> **Given task**
Each line of the listing that contains the word "planning" is to be copied.

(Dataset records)
# # # #
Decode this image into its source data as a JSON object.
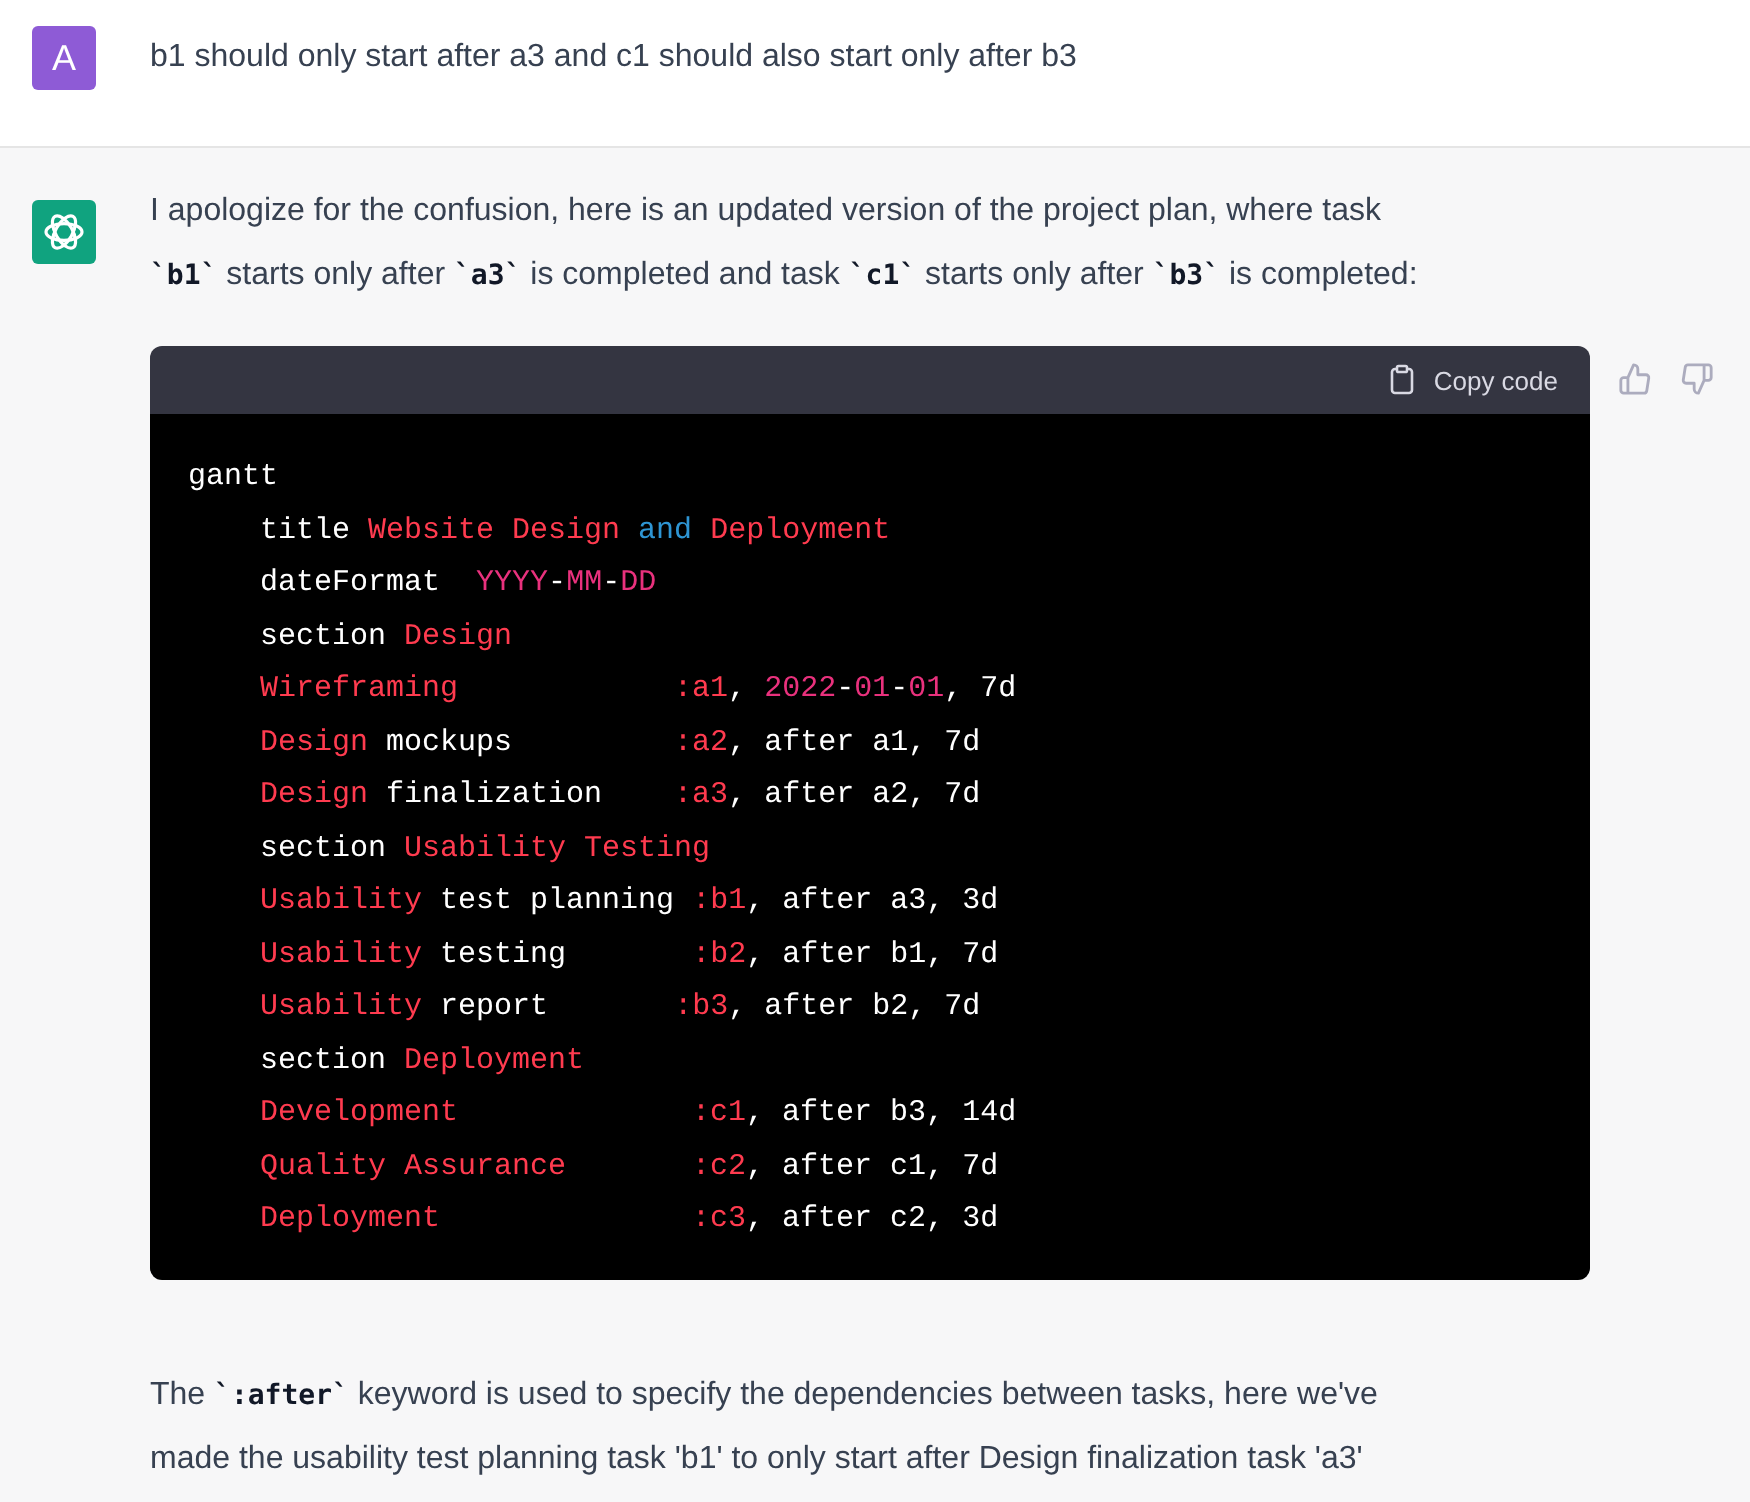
{
  "user_message": {
    "avatar_letter": "A",
    "text": "b1 should only start after a3 and c1 should also start only after b3"
  },
  "assistant_message": {
    "intro": [
      {
        "kind": "text",
        "text": "I apologize for the confusion, here is an updated version of the project plan, where task "
      },
      {
        "kind": "code",
        "text": "`b1`"
      },
      {
        "kind": "text",
        "text": " starts only after "
      },
      {
        "kind": "code",
        "text": "`a3`"
      },
      {
        "kind": "text",
        "text": " is completed and task "
      },
      {
        "kind": "code",
        "text": "`c1`"
      },
      {
        "kind": "text",
        "text": " starts only after "
      },
      {
        "kind": "code",
        "text": "`b3`"
      },
      {
        "kind": "text",
        "text": " is completed:"
      }
    ],
    "code_block": {
      "copy_label": "Copy code",
      "lines": [
        [
          {
            "kind": "plain",
            "text": "gantt"
          }
        ],
        [
          {
            "kind": "plain",
            "text": "    title "
          },
          {
            "kind": "red",
            "text": "Website Design "
          },
          {
            "kind": "blue",
            "text": "and"
          },
          {
            "kind": "red",
            "text": " Deployment"
          }
        ],
        [
          {
            "kind": "plain",
            "text": "    dateFormat  "
          },
          {
            "kind": "pink",
            "text": "YYYY"
          },
          {
            "kind": "plain",
            "text": "-"
          },
          {
            "kind": "pink",
            "text": "MM"
          },
          {
            "kind": "plain",
            "text": "-"
          },
          {
            "kind": "pink",
            "text": "DD"
          }
        ],
        [
          {
            "kind": "plain",
            "text": "    section "
          },
          {
            "kind": "red",
            "text": "Design"
          }
        ],
        [
          {
            "kind": "red",
            "text": "    Wireframing            :a1"
          },
          {
            "kind": "plain",
            "text": ", "
          },
          {
            "kind": "pink",
            "text": "2022"
          },
          {
            "kind": "plain",
            "text": "-"
          },
          {
            "kind": "pink",
            "text": "01"
          },
          {
            "kind": "plain",
            "text": "-"
          },
          {
            "kind": "pink",
            "text": "01"
          },
          {
            "kind": "plain",
            "text": ", 7d"
          }
        ],
        [
          {
            "kind": "red",
            "text": "    Design"
          },
          {
            "kind": "plain",
            "text": " mockups         "
          },
          {
            "kind": "red",
            "text": ":a2"
          },
          {
            "kind": "plain",
            "text": ", after a1, 7d"
          }
        ],
        [
          {
            "kind": "red",
            "text": "    Design"
          },
          {
            "kind": "plain",
            "text": " finalization    "
          },
          {
            "kind": "red",
            "text": ":a3"
          },
          {
            "kind": "plain",
            "text": ", after a2, 7d"
          }
        ],
        [
          {
            "kind": "plain",
            "text": "    section "
          },
          {
            "kind": "red",
            "text": "Usability Testing"
          }
        ],
        [
          {
            "kind": "red",
            "text": "    Usability"
          },
          {
            "kind": "plain",
            "text": " test planning "
          },
          {
            "kind": "red",
            "text": ":b1"
          },
          {
            "kind": "plain",
            "text": ", after a3, 3d"
          }
        ],
        [
          {
            "kind": "red",
            "text": "    Usability"
          },
          {
            "kind": "plain",
            "text": " testing       "
          },
          {
            "kind": "red",
            "text": ":b2"
          },
          {
            "kind": "plain",
            "text": ", after b1, 7d"
          }
        ],
        [
          {
            "kind": "red",
            "text": "    Usability"
          },
          {
            "kind": "plain",
            "text": " report       "
          },
          {
            "kind": "red",
            "text": ":b3"
          },
          {
            "kind": "plain",
            "text": ", after b2, 7d"
          }
        ],
        [
          {
            "kind": "plain",
            "text": "    section "
          },
          {
            "kind": "red",
            "text": "Deployment"
          }
        ],
        [
          {
            "kind": "red",
            "text": "    Development             :c1"
          },
          {
            "kind": "plain",
            "text": ", after b3, 14d"
          }
        ],
        [
          {
            "kind": "red",
            "text": "    Quality Assurance       :c2"
          },
          {
            "kind": "plain",
            "text": ", after c1, 7d"
          }
        ],
        [
          {
            "kind": "red",
            "text": "    Deployment              :c3"
          },
          {
            "kind": "plain",
            "text": ", after c2, 3d"
          }
        ]
      ]
    },
    "outro_lines": [
      [
        {
          "kind": "text",
          "text": "The "
        },
        {
          "kind": "code",
          "text": "`:after`"
        },
        {
          "kind": "text",
          "text": " keyword is used to specify the dependencies between tasks, here we've"
        }
      ],
      [
        {
          "kind": "text",
          "text": "made the usability test planning task 'b1' to only start after Design finalization task 'a3'"
        }
      ]
    ]
  }
}
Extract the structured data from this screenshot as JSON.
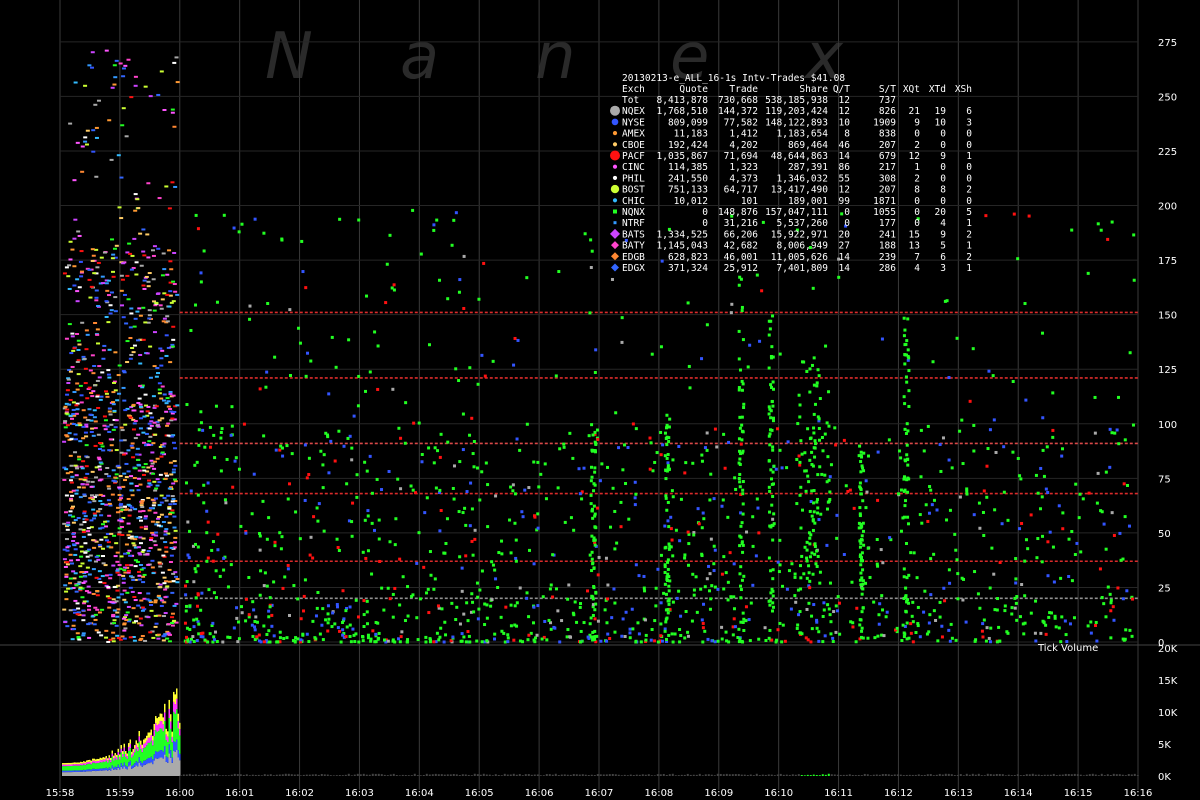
{
  "chart_data": {
    "type": "scatter",
    "title": "20130213-e_ALL_16-1s Intv-Trades $41.08",
    "watermark": "Nanex",
    "x_ticks": [
      "15:58",
      "15:59",
      "16:00",
      "16:01",
      "16:02",
      "16:03",
      "16:04",
      "16:05",
      "16:06",
      "16:07",
      "16:08",
      "16:09",
      "16:10",
      "16:11",
      "16:12",
      "16:13",
      "16:14",
      "16:15",
      "16:16"
    ],
    "y_ticks": [
      "0",
      "25",
      "50",
      "75",
      "100",
      "125",
      "150",
      "175",
      "200",
      "225",
      "250",
      "275"
    ],
    "ylim": [
      0,
      285
    ],
    "volume_label": "Tick Volume",
    "volume_ticks": [
      "0K",
      "5K",
      "10K",
      "15K",
      "20K"
    ],
    "volume_ylim": [
      0,
      20000
    ],
    "price_levels": [
      {
        "value": 151,
        "color": "#ff3333"
      },
      {
        "value": 121,
        "color": "#ff3333"
      },
      {
        "value": 91,
        "color": "#ff5555"
      },
      {
        "value": 68,
        "color": "#ff3333"
      },
      {
        "value": 37,
        "color": "#ff3333"
      },
      {
        "value": 20,
        "color": "#aaaaaa"
      }
    ],
    "columns": [
      "Exch",
      "Quote",
      "Trade",
      "Share",
      "Q/T",
      "S/T",
      "XQt",
      "XTd",
      "XSh"
    ],
    "total": {
      "exch": "Tot",
      "quote": "8,413,878",
      "trade": "730,668",
      "share": "538,185,938",
      "qt": "12",
      "st": "737",
      "xqt": "",
      "xtd": "",
      "xsh": ""
    },
    "exchanges": [
      {
        "exch": "NQEX",
        "color": "#aaaaaa",
        "shape": "circle",
        "size": 6,
        "quote": "1,768,510",
        "trade": "144,372",
        "share": "119,203,424",
        "qt": "12",
        "st": "826",
        "xqt": "21",
        "xtd": "19",
        "xsh": "6"
      },
      {
        "exch": "NYSE",
        "color": "#3355ff",
        "shape": "circle",
        "size": 4,
        "quote": "809,099",
        "trade": "77,582",
        "share": "148,122,893",
        "qt": "10",
        "st": "1909",
        "xqt": "9",
        "xtd": "10",
        "xsh": "3"
      },
      {
        "exch": "AMEX",
        "color": "#ff9933",
        "shape": "circle",
        "size": 2.5,
        "quote": "11,183",
        "trade": "1,412",
        "share": "1,183,654",
        "qt": "8",
        "st": "838",
        "xqt": "0",
        "xtd": "0",
        "xsh": "0"
      },
      {
        "exch": "CBOE",
        "color": "#ffcc66",
        "shape": "circle",
        "size": 2.5,
        "quote": "192,424",
        "trade": "4,202",
        "share": "869,464",
        "qt": "46",
        "st": "207",
        "xqt": "2",
        "xtd": "0",
        "xsh": "0"
      },
      {
        "exch": "PACF",
        "color": "#ff1111",
        "shape": "circle",
        "size": 6,
        "quote": "1,035,867",
        "trade": "71,694",
        "share": "48,644,863",
        "qt": "14",
        "st": "679",
        "xqt": "12",
        "xtd": "9",
        "xsh": "1"
      },
      {
        "exch": "CINC",
        "color": "#ff55ff",
        "shape": "circle",
        "size": 2.5,
        "quote": "114,385",
        "trade": "1,323",
        "share": "287,391",
        "qt": "86",
        "st": "217",
        "xqt": "1",
        "xtd": "0",
        "xsh": "0"
      },
      {
        "exch": "PHIL",
        "color": "#ffffff",
        "shape": "circle",
        "size": 2.5,
        "quote": "241,550",
        "trade": "4,373",
        "share": "1,346,032",
        "qt": "55",
        "st": "308",
        "xqt": "2",
        "xtd": "0",
        "xsh": "0"
      },
      {
        "exch": "BOST",
        "color": "#ccff33",
        "shape": "circle",
        "size": 5,
        "quote": "751,133",
        "trade": "64,717",
        "share": "13,417,490",
        "qt": "12",
        "st": "207",
        "xqt": "8",
        "xtd": "8",
        "xsh": "2"
      },
      {
        "exch": "CHIC",
        "color": "#33bbff",
        "shape": "circle",
        "size": 2.5,
        "quote": "10,012",
        "trade": "101",
        "share": "189,001",
        "qt": "99",
        "st": "1871",
        "xqt": "0",
        "xtd": "0",
        "xsh": "0"
      },
      {
        "exch": "NQNX",
        "color": "#22ff22",
        "shape": "square",
        "size": 4,
        "quote": "0",
        "trade": "148,876",
        "share": "157,047,111",
        "qt": "0",
        "st": "1055",
        "xqt": "0",
        "xtd": "20",
        "xsh": "5"
      },
      {
        "exch": "NTRF",
        "color": "#3399ff",
        "shape": "square",
        "size": 3,
        "quote": "0",
        "trade": "31,216",
        "share": "5,537,260",
        "qt": "0",
        "st": "177",
        "xqt": "0",
        "xtd": "4",
        "xsh": "1"
      },
      {
        "exch": "BATS",
        "color": "#cc44ff",
        "shape": "diamond",
        "size": 5,
        "quote": "1,334,525",
        "trade": "66,206",
        "share": "15,922,971",
        "qt": "20",
        "st": "241",
        "xqt": "15",
        "xtd": "9",
        "xsh": "2"
      },
      {
        "exch": "BATY",
        "color": "#ff44cc",
        "shape": "diamond",
        "size": 4,
        "quote": "1,145,043",
        "trade": "42,682",
        "share": "8,006,949",
        "qt": "27",
        "st": "188",
        "xqt": "13",
        "xtd": "5",
        "xsh": "1"
      },
      {
        "exch": "EDGB",
        "color": "#ff8833",
        "shape": "diamond",
        "size": 4,
        "quote": "628,823",
        "trade": "46,001",
        "share": "11,005,626",
        "qt": "14",
        "st": "239",
        "xqt": "7",
        "xtd": "6",
        "xsh": "2"
      },
      {
        "exch": "EDGX",
        "color": "#3366ff",
        "shape": "diamond",
        "size": 4,
        "quote": "371,324",
        "trade": "25,912",
        "share": "7,401,809",
        "qt": "14",
        "st": "286",
        "xqt": "4",
        "xtd": "3",
        "xsh": "1"
      }
    ]
  }
}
# # # #
> **Solution to the problem**
            "text": " test planning "
          "text": "made the usability test planning task 'b1' to only start after Design finalization task 'a3'"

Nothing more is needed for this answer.